* begin EXTRACTED MATERIAL *

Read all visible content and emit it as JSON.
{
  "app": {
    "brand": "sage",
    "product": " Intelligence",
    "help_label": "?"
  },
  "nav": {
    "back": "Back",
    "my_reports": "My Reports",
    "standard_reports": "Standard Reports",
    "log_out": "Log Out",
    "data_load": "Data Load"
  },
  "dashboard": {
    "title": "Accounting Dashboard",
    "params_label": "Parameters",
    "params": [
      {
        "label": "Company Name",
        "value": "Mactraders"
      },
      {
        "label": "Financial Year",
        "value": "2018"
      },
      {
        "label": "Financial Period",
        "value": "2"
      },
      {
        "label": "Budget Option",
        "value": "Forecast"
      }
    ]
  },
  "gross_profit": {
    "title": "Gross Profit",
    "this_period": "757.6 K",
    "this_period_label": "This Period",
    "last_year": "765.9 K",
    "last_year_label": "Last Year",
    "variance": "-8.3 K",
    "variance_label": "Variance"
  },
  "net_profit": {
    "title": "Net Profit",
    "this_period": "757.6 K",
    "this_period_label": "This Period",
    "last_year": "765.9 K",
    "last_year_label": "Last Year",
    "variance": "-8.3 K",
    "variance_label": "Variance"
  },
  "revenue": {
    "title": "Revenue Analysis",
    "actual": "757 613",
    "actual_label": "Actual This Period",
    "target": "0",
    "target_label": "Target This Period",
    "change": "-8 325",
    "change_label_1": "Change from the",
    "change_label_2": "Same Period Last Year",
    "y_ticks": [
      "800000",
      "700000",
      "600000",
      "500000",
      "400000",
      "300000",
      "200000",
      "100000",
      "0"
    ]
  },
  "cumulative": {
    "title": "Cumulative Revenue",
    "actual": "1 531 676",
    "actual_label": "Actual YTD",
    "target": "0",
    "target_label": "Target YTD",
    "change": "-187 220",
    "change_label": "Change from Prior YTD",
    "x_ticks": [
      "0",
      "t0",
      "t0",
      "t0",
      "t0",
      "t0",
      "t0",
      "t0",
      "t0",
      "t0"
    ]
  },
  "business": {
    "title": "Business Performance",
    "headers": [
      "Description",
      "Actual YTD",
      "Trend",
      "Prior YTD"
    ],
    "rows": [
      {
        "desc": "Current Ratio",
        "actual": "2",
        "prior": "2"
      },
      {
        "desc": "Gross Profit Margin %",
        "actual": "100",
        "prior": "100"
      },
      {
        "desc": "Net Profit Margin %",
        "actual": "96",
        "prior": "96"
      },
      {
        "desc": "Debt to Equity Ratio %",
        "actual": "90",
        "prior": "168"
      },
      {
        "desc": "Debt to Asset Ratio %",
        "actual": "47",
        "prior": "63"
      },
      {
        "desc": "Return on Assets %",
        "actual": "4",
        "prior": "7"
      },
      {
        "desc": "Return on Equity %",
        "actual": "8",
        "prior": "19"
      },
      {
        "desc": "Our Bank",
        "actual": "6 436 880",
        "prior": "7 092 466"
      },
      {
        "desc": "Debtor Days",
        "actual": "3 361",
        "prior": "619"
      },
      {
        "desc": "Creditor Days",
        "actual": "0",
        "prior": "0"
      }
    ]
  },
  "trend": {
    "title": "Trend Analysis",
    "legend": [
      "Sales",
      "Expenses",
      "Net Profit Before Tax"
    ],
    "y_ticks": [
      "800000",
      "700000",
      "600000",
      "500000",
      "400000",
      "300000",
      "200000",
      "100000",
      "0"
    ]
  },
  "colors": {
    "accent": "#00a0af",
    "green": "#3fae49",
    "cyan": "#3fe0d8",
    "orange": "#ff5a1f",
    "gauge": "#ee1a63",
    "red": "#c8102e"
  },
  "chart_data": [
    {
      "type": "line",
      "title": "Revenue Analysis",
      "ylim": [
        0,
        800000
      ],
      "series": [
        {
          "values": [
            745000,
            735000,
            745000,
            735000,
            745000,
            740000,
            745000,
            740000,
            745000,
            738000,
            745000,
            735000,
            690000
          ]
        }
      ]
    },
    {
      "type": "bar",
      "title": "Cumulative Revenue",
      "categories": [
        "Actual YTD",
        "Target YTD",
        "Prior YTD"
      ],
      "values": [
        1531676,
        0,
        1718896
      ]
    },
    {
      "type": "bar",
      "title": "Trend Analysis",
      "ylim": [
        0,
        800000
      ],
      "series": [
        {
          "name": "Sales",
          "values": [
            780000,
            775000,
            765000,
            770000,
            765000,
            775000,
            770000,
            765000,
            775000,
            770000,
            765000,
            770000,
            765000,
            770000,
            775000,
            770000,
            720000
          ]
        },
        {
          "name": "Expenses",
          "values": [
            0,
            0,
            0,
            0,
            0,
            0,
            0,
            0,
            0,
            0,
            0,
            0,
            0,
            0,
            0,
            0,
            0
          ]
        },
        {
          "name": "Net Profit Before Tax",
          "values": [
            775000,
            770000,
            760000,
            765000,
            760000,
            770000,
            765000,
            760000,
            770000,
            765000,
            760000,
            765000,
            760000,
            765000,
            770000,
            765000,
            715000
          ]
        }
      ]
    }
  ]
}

* end EXTRACTED MATERIAL *

Reproduce all data above, unchanged.

Read all visible content and emit it as JSON.
{
  "app": {
    "brand": "sage",
    "product": " Intelligence",
    "help_label": "?"
  },
  "nav": {
    "back": "Back",
    "my_reports": "My Reports",
    "standard_reports": "Standard Reports",
    "log_out": "Log Out",
    "data_load": "Data Load"
  },
  "dashboard": {
    "title": "Accounting Dashboard",
    "params_label": "Parameters",
    "params": [
      {
        "label": "Company Name",
        "value": "Mactraders"
      },
      {
        "label": "Financial Year",
        "value": "2018"
      },
      {
        "label": "Financial Period",
        "value": "2"
      },
      {
        "label": "Budget Option",
        "value": "Forecast"
      }
    ]
  },
  "gross_profit": {
    "title": "Gross Profit",
    "this_period": "757.6 K",
    "this_period_label": "This Period",
    "last_year": "765.9 K",
    "last_year_label": "Last Year",
    "variance": "-8.3 K",
    "variance_label": "Variance"
  },
  "net_profit": {
    "title": "Net Profit",
    "this_period": "757.6 K",
    "this_period_label": "This Period",
    "last_year": "765.9 K",
    "last_year_label": "Last Year",
    "variance": "-8.3 K",
    "variance_label": "Variance"
  },
  "revenue": {
    "title": "Revenue Analysis",
    "actual": "757 613",
    "actual_label": "Actual This Period",
    "target": "0",
    "target_label": "Target This Period",
    "change": "-8 325",
    "change_label_1": "Change from the",
    "change_label_2": "Same Period Last Year",
    "y_ticks": [
      "800000",
      "700000",
      "600000",
      "500000",
      "400000",
      "300000",
      "200000",
      "100000",
      "0"
    ]
  },
  "cumulative": {
    "title": "Cumulative Revenue",
    "actual": "1 531 676",
    "actual_label": "Actual YTD",
    "target": "0",
    "target_label": "Target YTD",
    "change": "-187 220",
    "change_label": "Change from Prior YTD",
    "x_ticks": [
      "0",
      "t0",
      "t0",
      "t0",
      "t0",
      "t0",
      "t0",
      "t0",
      "t0",
      "t0"
    ]
  },
  "business": {
    "title": "Business Performance",
    "headers": [
      "Description",
      "Actual YTD",
      "Trend",
      "Prior YTD"
    ],
    "rows": [
      {
        "desc": "Current Ratio",
        "actual": "2",
        "prior": "2"
      },
      {
        "desc": "Gross Profit Margin %",
        "actual": "100",
        "prior": "100"
      },
      {
        "desc": "Net Profit Margin %",
        "actual": "96",
        "prior": "96"
      },
      {
        "desc": "Debt to Equity Ratio %",
        "actual": "90",
        "prior": "168"
      },
      {
        "desc": "Debt to Asset Ratio %",
        "actual": "47",
        "prior": "63"
      },
      {
        "desc": "Return on Assets %",
        "actual": "4",
        "prior": "7"
      },
      {
        "desc": "Return on Equity %",
        "actual": "8",
        "prior": "19"
      },
      {
        "desc": "Our Bank",
        "actual": "6 436 880",
        "prior": "7 092 466"
      },
      {
        "desc": "Debtor Days",
        "actual": "3 361",
        "prior": "619"
      },
      {
        "desc": "Creditor Days",
        "actual": "0",
        "prior": "0"
      }
    ]
  },
  "trend": {
    "title": "Trend Analysis",
    "legend": [
      "Sales",
      "Expenses",
      "Net Profit Before Tax"
    ],
    "y_ticks": [
      "800000",
      "700000",
      "600000",
      "500000",
      "400000",
      "300000",
      "200000",
      "100000",
      "0"
    ]
  },
  "colors": {
    "accent": "#00a0af",
    "green": "#3fae49",
    "cyan": "#3fe0d8",
    "orange": "#ff5a1f",
    "gauge": "#ee1a63",
    "red": "#c8102e"
  },
  "chart_data": [
    {
      "type": "line",
      "title": "Revenue Analysis",
      "ylim": [
        0,
        800000
      ],
      "series": [
        {
          "values": [
            745000,
            735000,
            745000,
            735000,
            745000,
            740000,
            745000,
            740000,
            745000,
            738000,
            745000,
            735000,
            690000
          ]
        }
      ]
    },
    {
      "type": "bar",
      "title": "Cumulative Revenue",
      "categories": [
        "Actual YTD",
        "Target YTD",
        "Prior YTD"
      ],
      "values": [
        1531676,
        0,
        1718896
      ]
    },
    {
      "type": "bar",
      "title": "Trend Analysis",
      "ylim": [
        0,
        800000
      ],
      "series": [
        {
          "name": "Sales",
          "values": [
            780000,
            775000,
            765000,
            770000,
            765000,
            775000,
            770000,
            765000,
            775000,
            770000,
            765000,
            770000,
            765000,
            770000,
            775000,
            770000,
            720000
          ]
        },
        {
          "name": "Expenses",
          "values": [
            0,
            0,
            0,
            0,
            0,
            0,
            0,
            0,
            0,
            0,
            0,
            0,
            0,
            0,
            0,
            0,
            0
          ]
        },
        {
          "name": "Net Profit Before Tax",
          "values": [
            775000,
            770000,
            760000,
            765000,
            760000,
            770000,
            765000,
            760000,
            770000,
            765000,
            760000,
            765000,
            760000,
            765000,
            770000,
            765000,
            715000
          ]
        }
      ]
    }
  ]
}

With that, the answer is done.